WORK TO COMPLETE.
Copy out the whole listing exactly as written, leaving the pictures behind.

ENTRIES SHOWN.

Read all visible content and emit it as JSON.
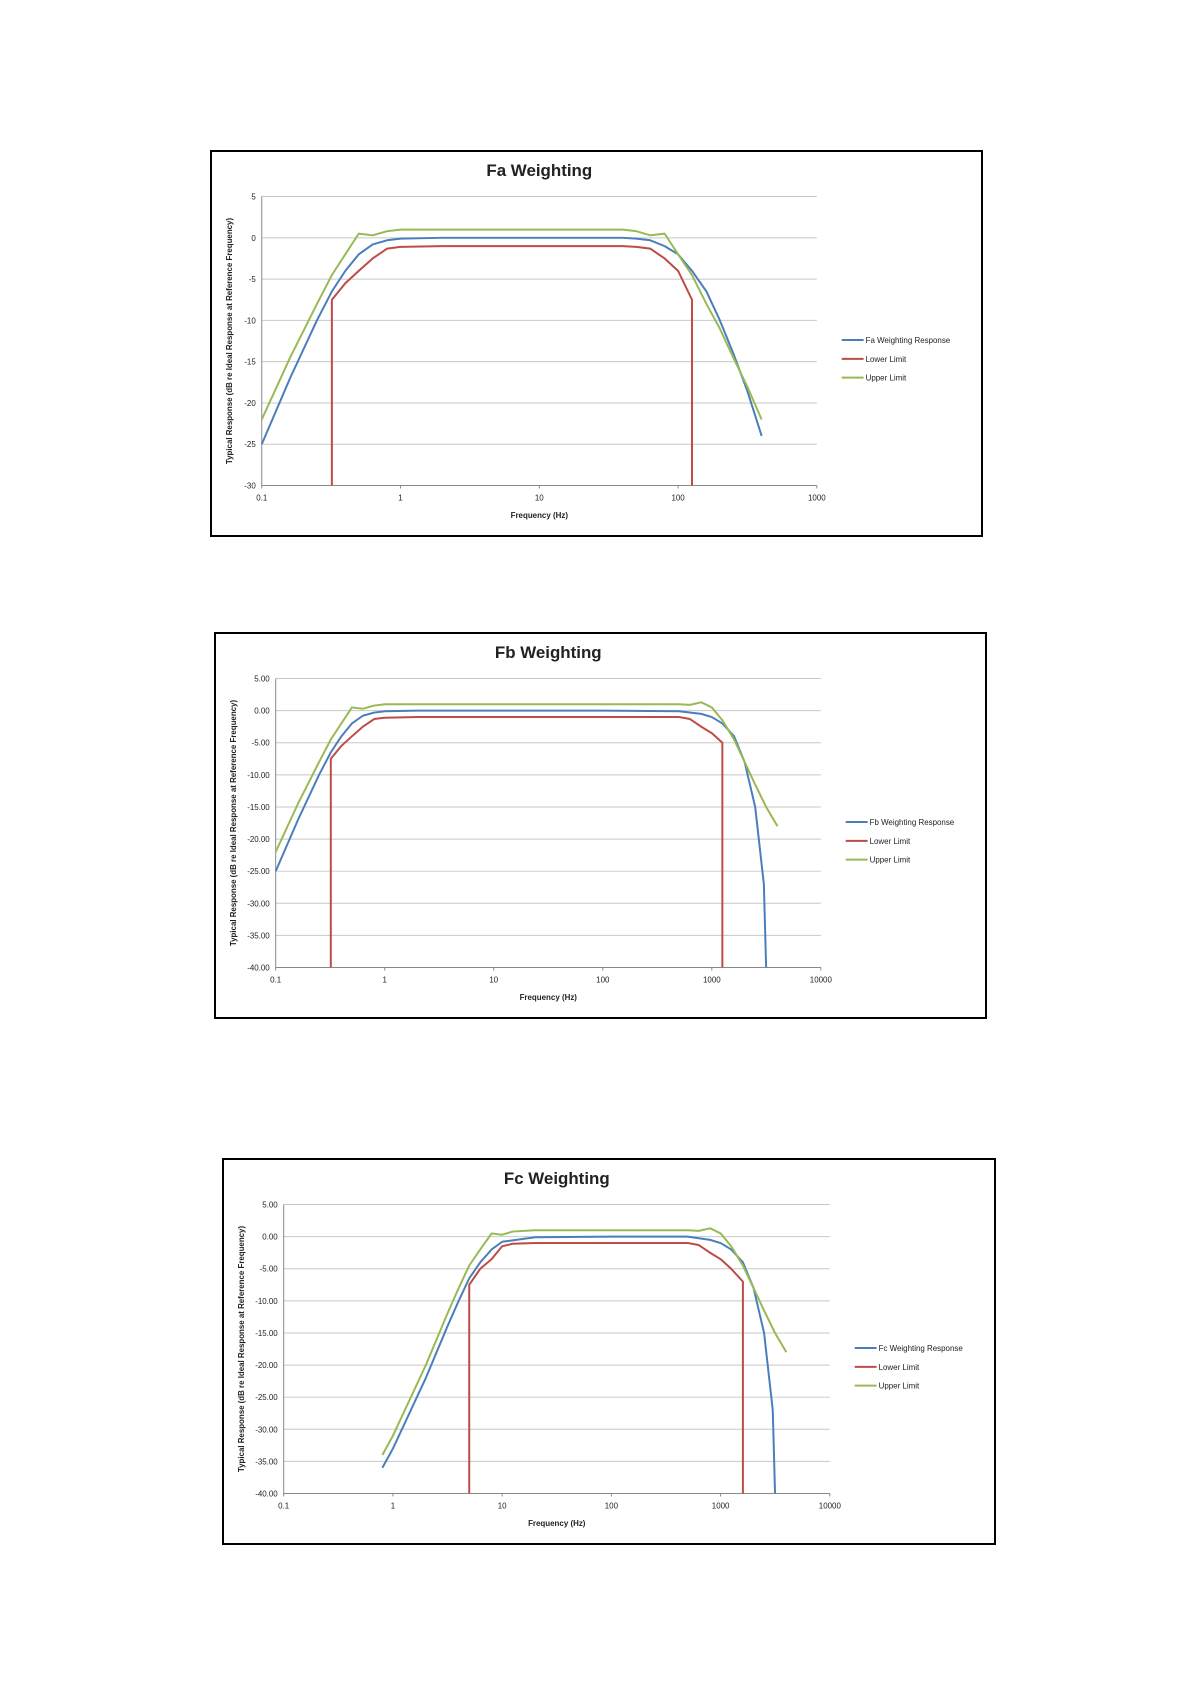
{
  "chart_data": [
    {
      "type": "line",
      "title": "Fa Weighting",
      "xlabel": "Frequency (Hz)",
      "ylabel": "Typical Response (dB re Ideal Response at Reference Frequency)",
      "xscale": "log",
      "xlim": [
        0.1,
        1000
      ],
      "ylim": [
        -30,
        5
      ],
      "x_tick_labels": [
        "0.1",
        "1",
        "10",
        "100",
        "1000"
      ],
      "y_ticks": [
        5,
        0,
        -5,
        -10,
        -15,
        -20,
        -25,
        -30
      ],
      "y_tick_labels": [
        "5",
        "0",
        "-5",
        "-10",
        "-15",
        "-20",
        "-25",
        "-30"
      ],
      "legend_position": "right",
      "series": [
        {
          "name": "Fa Weighting Response",
          "color": "#4a7ebb",
          "x": [
            0.1,
            0.16,
            0.25,
            0.32,
            0.4,
            0.5,
            0.63,
            0.8,
            1,
            2,
            5,
            10,
            20,
            40,
            50,
            63,
            80,
            100,
            126,
            160,
            200,
            250,
            315,
            400
          ],
          "y": [
            -25,
            -17,
            -10,
            -6.5,
            -4,
            -2,
            -0.8,
            -0.3,
            -0.1,
            0,
            0,
            0,
            0,
            0,
            -0.1,
            -0.3,
            -1,
            -2,
            -4,
            -6.5,
            -10,
            -14,
            -18.5,
            -24
          ]
        },
        {
          "name": "Lower Limit",
          "color": "#be4b48",
          "x": [
            0.32,
            0.32,
            0.4,
            0.5,
            0.63,
            0.8,
            1,
            2,
            10,
            40,
            50,
            63,
            80,
            100,
            126,
            126
          ],
          "y": [
            -30,
            -7.5,
            -5.5,
            -4,
            -2.5,
            -1.3,
            -1.1,
            -1,
            -1,
            -1,
            -1.1,
            -1.3,
            -2.5,
            -4,
            -7.5,
            -30
          ]
        },
        {
          "name": "Upper Limit",
          "color": "#98b954",
          "x": [
            0.1,
            0.16,
            0.25,
            0.32,
            0.4,
            0.5,
            0.63,
            0.8,
            1,
            2,
            10,
            40,
            50,
            63,
            80,
            100,
            126,
            160,
            200,
            250,
            315,
            400
          ],
          "y": [
            -22,
            -14.5,
            -8,
            -4.5,
            -2,
            0.5,
            0.3,
            0.8,
            1,
            1,
            1,
            1,
            0.8,
            0.3,
            0.5,
            -2,
            -4.5,
            -8,
            -11,
            -14.5,
            -18,
            -22
          ]
        }
      ]
    },
    {
      "type": "line",
      "title": "Fb Weighting",
      "xlabel": "Frequency (Hz)",
      "ylabel": "Typical Response (dB re Ideal Response at Reference Frequency)",
      "xscale": "log",
      "xlim": [
        0.1,
        10000
      ],
      "ylim": [
        -40,
        5
      ],
      "x_tick_labels": [
        "0.1",
        "1",
        "10",
        "100",
        "1000",
        "10000"
      ],
      "y_ticks": [
        5,
        0,
        -5,
        -10,
        -15,
        -20,
        -25,
        -30,
        -35,
        -40
      ],
      "y_tick_labels": [
        "5.00",
        "0.00",
        "-5.00",
        "-10.00",
        "-15.00",
        "-20.00",
        "-25.00",
        "-30.00",
        "-35.00",
        "-40.00"
      ],
      "legend_position": "right",
      "series": [
        {
          "name": "Fb Weighting Response",
          "color": "#4a7ebb",
          "x": [
            0.1,
            0.16,
            0.25,
            0.32,
            0.4,
            0.5,
            0.63,
            0.8,
            1,
            2,
            10,
            100,
            500,
            800,
            1000,
            1250,
            1600,
            2000,
            2500,
            3000,
            3150
          ],
          "y": [
            -25,
            -17,
            -10,
            -6.5,
            -4,
            -2,
            -0.8,
            -0.3,
            -0.1,
            0,
            0,
            0,
            -0.1,
            -0.5,
            -1,
            -2,
            -4,
            -8,
            -15,
            -27,
            -40
          ]
        },
        {
          "name": "Lower Limit",
          "color": "#be4b48",
          "x": [
            0.32,
            0.32,
            0.4,
            0.5,
            0.63,
            0.8,
            1,
            2,
            10,
            100,
            500,
            630,
            800,
            1000,
            1250,
            1250
          ],
          "y": [
            -40,
            -7.5,
            -5.5,
            -4,
            -2.5,
            -1.3,
            -1.1,
            -1,
            -1,
            -1,
            -1,
            -1.3,
            -2.5,
            -3.5,
            -5,
            -40
          ]
        },
        {
          "name": "Upper Limit",
          "color": "#98b954",
          "x": [
            0.1,
            0.16,
            0.25,
            0.32,
            0.4,
            0.5,
            0.63,
            0.8,
            1,
            2,
            10,
            100,
            500,
            630,
            800,
            1000,
            1250,
            1600,
            2000,
            2500,
            3150,
            4000
          ],
          "y": [
            -22,
            -14.5,
            -8,
            -4.5,
            -2,
            0.5,
            0.3,
            0.8,
            1,
            1,
            1,
            1,
            1,
            0.9,
            1.3,
            0.5,
            -1.5,
            -4.5,
            -8,
            -11.5,
            -15,
            -18
          ]
        }
      ]
    },
    {
      "type": "line",
      "title": "Fc Weighting",
      "xlabel": "Frequency (Hz)",
      "ylabel": "Typical Response (dB re Ideal Response at Reference Frequency)",
      "xscale": "log",
      "xlim": [
        0.1,
        10000
      ],
      "ylim": [
        -40,
        5
      ],
      "x_tick_labels": [
        "0.1",
        "1",
        "10",
        "100",
        "1000",
        "10000"
      ],
      "y_ticks": [
        5,
        0,
        -5,
        -10,
        -15,
        -20,
        -25,
        -30,
        -35,
        -40
      ],
      "y_tick_labels": [
        "5.00",
        "0.00",
        "-5.00",
        "-10.00",
        "-15.00",
        "-20.00",
        "-25.00",
        "-30.00",
        "-35.00",
        "-40.00"
      ],
      "legend_position": "right",
      "series": [
        {
          "name": "Fc Weighting Response",
          "color": "#4a7ebb",
          "x": [
            0.8,
            1,
            2,
            3.15,
            4,
            5,
            6.3,
            8,
            10,
            20,
            100,
            500,
            800,
            1000,
            1250,
            1600,
            2000,
            2500,
            3000,
            3150
          ],
          "y": [
            -36,
            -33,
            -22,
            -14,
            -10,
            -6.5,
            -4,
            -2,
            -0.8,
            -0.1,
            0,
            0,
            -0.5,
            -1,
            -2,
            -4,
            -8,
            -15,
            -27,
            -40
          ]
        },
        {
          "name": "Lower Limit",
          "color": "#be4b48",
          "x": [
            5,
            5,
            6.3,
            8,
            10,
            12.5,
            20,
            100,
            500,
            630,
            800,
            1000,
            1250,
            1600,
            1600
          ],
          "y": [
            -40,
            -7.5,
            -5,
            -3.5,
            -1.5,
            -1.1,
            -1,
            -1,
            -1,
            -1.3,
            -2.5,
            -3.5,
            -5,
            -7,
            -40
          ]
        },
        {
          "name": "Upper Limit",
          "color": "#98b954",
          "x": [
            0.8,
            1,
            2,
            3.15,
            4,
            5,
            6.3,
            8,
            10,
            12.5,
            20,
            100,
            500,
            630,
            800,
            1000,
            1250,
            1600,
            2000,
            2500,
            3150,
            4000
          ],
          "y": [
            -34,
            -31,
            -20,
            -12,
            -8,
            -4.5,
            -2,
            0.5,
            0.3,
            0.8,
            1,
            1,
            1,
            0.9,
            1.3,
            0.5,
            -1.5,
            -4.5,
            -8,
            -11.5,
            -15,
            -18
          ]
        }
      ]
    }
  ]
}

EXPECTED OUTPUT.
Read all visible content and emit it as JSON.
{
  "chart_data": [
    {
      "type": "line",
      "title": "Fa Weighting",
      "xlabel": "Frequency (Hz)",
      "ylabel": "Typical Response (dB re Ideal Response at Reference Frequency)",
      "xscale": "log",
      "xlim": [
        0.1,
        1000
      ],
      "ylim": [
        -30,
        5
      ],
      "x_tick_labels": [
        "0.1",
        "1",
        "10",
        "100",
        "1000"
      ],
      "y_ticks": [
        5,
        0,
        -5,
        -10,
        -15,
        -20,
        -25,
        -30
      ],
      "y_tick_labels": [
        "5",
        "0",
        "-5",
        "-10",
        "-15",
        "-20",
        "-25",
        "-30"
      ],
      "legend_position": "right",
      "series": [
        {
          "name": "Fa Weighting Response",
          "color": "#4a7ebb",
          "x": [
            0.1,
            0.16,
            0.25,
            0.32,
            0.4,
            0.5,
            0.63,
            0.8,
            1,
            2,
            5,
            10,
            20,
            40,
            50,
            63,
            80,
            100,
            126,
            160,
            200,
            250,
            315,
            400
          ],
          "y": [
            -25,
            -17,
            -10,
            -6.5,
            -4,
            -2,
            -0.8,
            -0.3,
            -0.1,
            0,
            0,
            0,
            0,
            0,
            -0.1,
            -0.3,
            -1,
            -2,
            -4,
            -6.5,
            -10,
            -14,
            -18.5,
            -24
          ]
        },
        {
          "name": "Lower Limit",
          "color": "#be4b48",
          "x": [
            0.32,
            0.32,
            0.4,
            0.5,
            0.63,
            0.8,
            1,
            2,
            10,
            40,
            50,
            63,
            80,
            100,
            126,
            126
          ],
          "y": [
            -30,
            -7.5,
            -5.5,
            -4,
            -2.5,
            -1.3,
            -1.1,
            -1,
            -1,
            -1,
            -1.1,
            -1.3,
            -2.5,
            -4,
            -7.5,
            -30
          ]
        },
        {
          "name": "Upper Limit",
          "color": "#98b954",
          "x": [
            0.1,
            0.16,
            0.25,
            0.32,
            0.4,
            0.5,
            0.63,
            0.8,
            1,
            2,
            10,
            40,
            50,
            63,
            80,
            100,
            126,
            160,
            200,
            250,
            315,
            400
          ],
          "y": [
            -22,
            -14.5,
            -8,
            -4.5,
            -2,
            0.5,
            0.3,
            0.8,
            1,
            1,
            1,
            1,
            0.8,
            0.3,
            0.5,
            -2,
            -4.5,
            -8,
            -11,
            -14.5,
            -18,
            -22
          ]
        }
      ]
    },
    {
      "type": "line",
      "title": "Fb Weighting",
      "xlabel": "Frequency (Hz)",
      "ylabel": "Typical Response (dB re Ideal Response at Reference Frequency)",
      "xscale": "log",
      "xlim": [
        0.1,
        10000
      ],
      "ylim": [
        -40,
        5
      ],
      "x_tick_labels": [
        "0.1",
        "1",
        "10",
        "100",
        "1000",
        "10000"
      ],
      "y_ticks": [
        5,
        0,
        -5,
        -10,
        -15,
        -20,
        -25,
        -30,
        -35,
        -40
      ],
      "y_tick_labels": [
        "5.00",
        "0.00",
        "-5.00",
        "-10.00",
        "-15.00",
        "-20.00",
        "-25.00",
        "-30.00",
        "-35.00",
        "-40.00"
      ],
      "legend_position": "right",
      "series": [
        {
          "name": "Fb Weighting Response",
          "color": "#4a7ebb",
          "x": [
            0.1,
            0.16,
            0.25,
            0.32,
            0.4,
            0.5,
            0.63,
            0.8,
            1,
            2,
            10,
            100,
            500,
            800,
            1000,
            1250,
            1600,
            2000,
            2500,
            3000,
            3150
          ],
          "y": [
            -25,
            -17,
            -10,
            -6.5,
            -4,
            -2,
            -0.8,
            -0.3,
            -0.1,
            0,
            0,
            0,
            -0.1,
            -0.5,
            -1,
            -2,
            -4,
            -8,
            -15,
            -27,
            -40
          ]
        },
        {
          "name": "Lower Limit",
          "color": "#be4b48",
          "x": [
            0.32,
            0.32,
            0.4,
            0.5,
            0.63,
            0.8,
            1,
            2,
            10,
            100,
            500,
            630,
            800,
            1000,
            1250,
            1250
          ],
          "y": [
            -40,
            -7.5,
            -5.5,
            -4,
            -2.5,
            -1.3,
            -1.1,
            -1,
            -1,
            -1,
            -1,
            -1.3,
            -2.5,
            -3.5,
            -5,
            -40
          ]
        },
        {
          "name": "Upper Limit",
          "color": "#98b954",
          "x": [
            0.1,
            0.16,
            0.25,
            0.32,
            0.4,
            0.5,
            0.63,
            0.8,
            1,
            2,
            10,
            100,
            500,
            630,
            800,
            1000,
            1250,
            1600,
            2000,
            2500,
            3150,
            4000
          ],
          "y": [
            -22,
            -14.5,
            -8,
            -4.5,
            -2,
            0.5,
            0.3,
            0.8,
            1,
            1,
            1,
            1,
            1,
            0.9,
            1.3,
            0.5,
            -1.5,
            -4.5,
            -8,
            -11.5,
            -15,
            -18
          ]
        }
      ]
    },
    {
      "type": "line",
      "title": "Fc Weighting",
      "xlabel": "Frequency (Hz)",
      "ylabel": "Typical Response (dB re Ideal Response at Reference Frequency)",
      "xscale": "log",
      "xlim": [
        0.1,
        10000
      ],
      "ylim": [
        -40,
        5
      ],
      "x_tick_labels": [
        "0.1",
        "1",
        "10",
        "100",
        "1000",
        "10000"
      ],
      "y_ticks": [
        5,
        0,
        -5,
        -10,
        -15,
        -20,
        -25,
        -30,
        -35,
        -40
      ],
      "y_tick_labels": [
        "5.00",
        "0.00",
        "-5.00",
        "-10.00",
        "-15.00",
        "-20.00",
        "-25.00",
        "-30.00",
        "-35.00",
        "-40.00"
      ],
      "legend_position": "right",
      "series": [
        {
          "name": "Fc Weighting Response",
          "color": "#4a7ebb",
          "x": [
            0.8,
            1,
            2,
            3.15,
            4,
            5,
            6.3,
            8,
            10,
            20,
            100,
            500,
            800,
            1000,
            1250,
            1600,
            2000,
            2500,
            3000,
            3150
          ],
          "y": [
            -36,
            -33,
            -22,
            -14,
            -10,
            -6.5,
            -4,
            -2,
            -0.8,
            -0.1,
            0,
            0,
            -0.5,
            -1,
            -2,
            -4,
            -8,
            -15,
            -27,
            -40
          ]
        },
        {
          "name": "Lower Limit",
          "color": "#be4b48",
          "x": [
            5,
            5,
            6.3,
            8,
            10,
            12.5,
            20,
            100,
            500,
            630,
            800,
            1000,
            1250,
            1600,
            1600
          ],
          "y": [
            -40,
            -7.5,
            -5,
            -3.5,
            -1.5,
            -1.1,
            -1,
            -1,
            -1,
            -1.3,
            -2.5,
            -3.5,
            -5,
            -7,
            -40
          ]
        },
        {
          "name": "Upper Limit",
          "color": "#98b954",
          "x": [
            0.8,
            1,
            2,
            3.15,
            4,
            5,
            6.3,
            8,
            10,
            12.5,
            20,
            100,
            500,
            630,
            800,
            1000,
            1250,
            1600,
            2000,
            2500,
            3150,
            4000
          ],
          "y": [
            -34,
            -31,
            -20,
            -12,
            -8,
            -4.5,
            -2,
            0.5,
            0.3,
            0.8,
            1,
            1,
            1,
            0.9,
            1.3,
            0.5,
            -1.5,
            -4.5,
            -8,
            -11.5,
            -15,
            -18
          ]
        }
      ]
    }
  ]
}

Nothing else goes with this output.